### Dataset
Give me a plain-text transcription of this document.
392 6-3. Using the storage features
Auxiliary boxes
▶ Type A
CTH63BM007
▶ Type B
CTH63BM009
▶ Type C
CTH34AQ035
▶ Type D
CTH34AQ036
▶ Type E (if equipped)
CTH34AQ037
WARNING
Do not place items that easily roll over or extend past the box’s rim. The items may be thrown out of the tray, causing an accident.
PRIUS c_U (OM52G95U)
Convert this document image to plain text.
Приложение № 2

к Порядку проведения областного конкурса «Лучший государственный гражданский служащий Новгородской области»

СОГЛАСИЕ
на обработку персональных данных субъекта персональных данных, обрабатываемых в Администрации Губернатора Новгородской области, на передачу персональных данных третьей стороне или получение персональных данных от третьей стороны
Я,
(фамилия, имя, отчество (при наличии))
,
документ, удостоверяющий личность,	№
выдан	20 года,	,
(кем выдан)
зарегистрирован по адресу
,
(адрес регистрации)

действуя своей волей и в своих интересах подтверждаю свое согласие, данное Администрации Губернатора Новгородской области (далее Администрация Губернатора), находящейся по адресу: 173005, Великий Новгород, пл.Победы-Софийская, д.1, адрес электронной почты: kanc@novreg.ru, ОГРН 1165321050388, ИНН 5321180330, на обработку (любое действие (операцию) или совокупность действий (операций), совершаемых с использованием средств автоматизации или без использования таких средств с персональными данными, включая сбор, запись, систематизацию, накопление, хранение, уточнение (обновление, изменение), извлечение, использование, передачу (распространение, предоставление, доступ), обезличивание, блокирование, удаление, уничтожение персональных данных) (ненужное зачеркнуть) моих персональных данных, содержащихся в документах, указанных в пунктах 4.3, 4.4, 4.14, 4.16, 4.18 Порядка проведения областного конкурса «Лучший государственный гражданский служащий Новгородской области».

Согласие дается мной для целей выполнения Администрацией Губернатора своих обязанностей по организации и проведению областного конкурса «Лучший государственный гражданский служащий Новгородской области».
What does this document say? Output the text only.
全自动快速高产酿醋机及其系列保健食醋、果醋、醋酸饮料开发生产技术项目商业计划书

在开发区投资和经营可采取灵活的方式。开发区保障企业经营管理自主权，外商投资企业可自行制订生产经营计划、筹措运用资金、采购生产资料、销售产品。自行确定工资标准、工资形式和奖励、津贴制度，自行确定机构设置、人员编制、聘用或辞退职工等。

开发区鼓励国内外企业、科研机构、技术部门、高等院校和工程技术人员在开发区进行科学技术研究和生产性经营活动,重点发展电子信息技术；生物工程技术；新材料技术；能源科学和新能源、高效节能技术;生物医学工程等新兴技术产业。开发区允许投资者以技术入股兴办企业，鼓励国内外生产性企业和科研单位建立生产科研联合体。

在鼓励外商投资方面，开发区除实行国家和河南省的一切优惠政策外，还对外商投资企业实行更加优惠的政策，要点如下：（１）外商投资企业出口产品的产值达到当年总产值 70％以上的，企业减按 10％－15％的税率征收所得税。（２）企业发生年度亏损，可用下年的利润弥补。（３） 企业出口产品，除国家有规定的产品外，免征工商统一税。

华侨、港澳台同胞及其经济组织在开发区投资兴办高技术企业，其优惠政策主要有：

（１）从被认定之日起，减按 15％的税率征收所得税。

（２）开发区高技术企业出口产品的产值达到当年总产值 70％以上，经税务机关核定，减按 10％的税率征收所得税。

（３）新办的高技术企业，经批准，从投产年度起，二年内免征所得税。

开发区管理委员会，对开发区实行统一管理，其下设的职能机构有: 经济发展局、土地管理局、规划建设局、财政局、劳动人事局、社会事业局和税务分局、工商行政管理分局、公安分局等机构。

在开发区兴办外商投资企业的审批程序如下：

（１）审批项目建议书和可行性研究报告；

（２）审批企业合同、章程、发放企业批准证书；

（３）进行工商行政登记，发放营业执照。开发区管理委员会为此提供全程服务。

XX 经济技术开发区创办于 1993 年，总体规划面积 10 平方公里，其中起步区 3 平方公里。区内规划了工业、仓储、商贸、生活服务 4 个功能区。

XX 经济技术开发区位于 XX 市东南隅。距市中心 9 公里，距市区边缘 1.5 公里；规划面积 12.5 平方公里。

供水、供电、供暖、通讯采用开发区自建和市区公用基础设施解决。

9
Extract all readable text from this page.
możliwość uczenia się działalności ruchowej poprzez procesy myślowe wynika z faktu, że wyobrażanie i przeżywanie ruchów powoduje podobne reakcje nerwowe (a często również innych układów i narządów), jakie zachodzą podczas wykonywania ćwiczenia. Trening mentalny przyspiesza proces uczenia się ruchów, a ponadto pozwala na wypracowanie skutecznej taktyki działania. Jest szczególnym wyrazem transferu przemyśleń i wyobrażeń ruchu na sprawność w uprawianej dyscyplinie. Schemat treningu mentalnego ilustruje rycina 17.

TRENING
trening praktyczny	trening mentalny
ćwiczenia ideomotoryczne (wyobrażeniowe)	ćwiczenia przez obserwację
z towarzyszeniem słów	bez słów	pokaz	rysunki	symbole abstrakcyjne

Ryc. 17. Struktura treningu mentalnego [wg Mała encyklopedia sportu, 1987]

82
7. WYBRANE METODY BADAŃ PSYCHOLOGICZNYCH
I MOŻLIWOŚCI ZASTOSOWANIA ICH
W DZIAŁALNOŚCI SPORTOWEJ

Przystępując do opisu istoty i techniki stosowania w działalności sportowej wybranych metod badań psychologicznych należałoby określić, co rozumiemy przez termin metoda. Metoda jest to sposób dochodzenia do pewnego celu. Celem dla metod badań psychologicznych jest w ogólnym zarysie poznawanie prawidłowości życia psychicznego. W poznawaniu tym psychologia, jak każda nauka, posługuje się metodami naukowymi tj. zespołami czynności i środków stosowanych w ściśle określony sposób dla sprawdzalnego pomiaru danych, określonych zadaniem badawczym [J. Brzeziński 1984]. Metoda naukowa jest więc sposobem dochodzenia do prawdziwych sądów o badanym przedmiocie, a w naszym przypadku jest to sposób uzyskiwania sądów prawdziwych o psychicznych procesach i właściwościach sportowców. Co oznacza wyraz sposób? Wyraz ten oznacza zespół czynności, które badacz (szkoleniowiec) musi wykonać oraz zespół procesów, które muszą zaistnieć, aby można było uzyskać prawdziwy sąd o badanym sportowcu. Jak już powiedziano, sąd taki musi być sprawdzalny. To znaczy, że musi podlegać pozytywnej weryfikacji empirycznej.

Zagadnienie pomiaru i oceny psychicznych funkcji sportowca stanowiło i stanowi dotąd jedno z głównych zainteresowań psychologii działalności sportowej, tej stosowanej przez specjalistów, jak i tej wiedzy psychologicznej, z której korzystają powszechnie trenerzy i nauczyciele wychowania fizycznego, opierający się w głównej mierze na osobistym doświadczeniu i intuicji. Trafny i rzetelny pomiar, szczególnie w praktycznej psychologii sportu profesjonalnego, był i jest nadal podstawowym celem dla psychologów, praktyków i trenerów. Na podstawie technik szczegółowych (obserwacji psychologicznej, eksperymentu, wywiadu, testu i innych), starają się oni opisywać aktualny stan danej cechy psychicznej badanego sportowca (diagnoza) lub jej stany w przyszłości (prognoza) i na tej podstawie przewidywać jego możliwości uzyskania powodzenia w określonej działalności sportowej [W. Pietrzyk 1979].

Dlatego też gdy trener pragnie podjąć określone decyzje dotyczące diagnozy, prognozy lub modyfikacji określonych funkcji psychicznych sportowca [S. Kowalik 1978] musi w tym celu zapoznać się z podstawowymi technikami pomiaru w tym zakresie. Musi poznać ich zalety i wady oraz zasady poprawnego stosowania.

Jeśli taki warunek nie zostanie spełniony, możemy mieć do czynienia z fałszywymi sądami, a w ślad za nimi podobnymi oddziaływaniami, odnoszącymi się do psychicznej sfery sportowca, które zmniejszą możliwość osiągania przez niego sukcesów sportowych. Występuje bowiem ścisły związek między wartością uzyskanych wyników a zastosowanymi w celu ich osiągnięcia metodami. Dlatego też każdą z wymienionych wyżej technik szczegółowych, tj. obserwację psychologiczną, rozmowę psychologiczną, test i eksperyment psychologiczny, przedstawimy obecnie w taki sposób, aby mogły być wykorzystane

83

### Given request
Pull out all lines of the data with the string "text".

### Full output
Give me a plain-text transcription of this document.
Convert this document image to plain text.
What does this document say? Output the text only.
Extract all readable text from this page.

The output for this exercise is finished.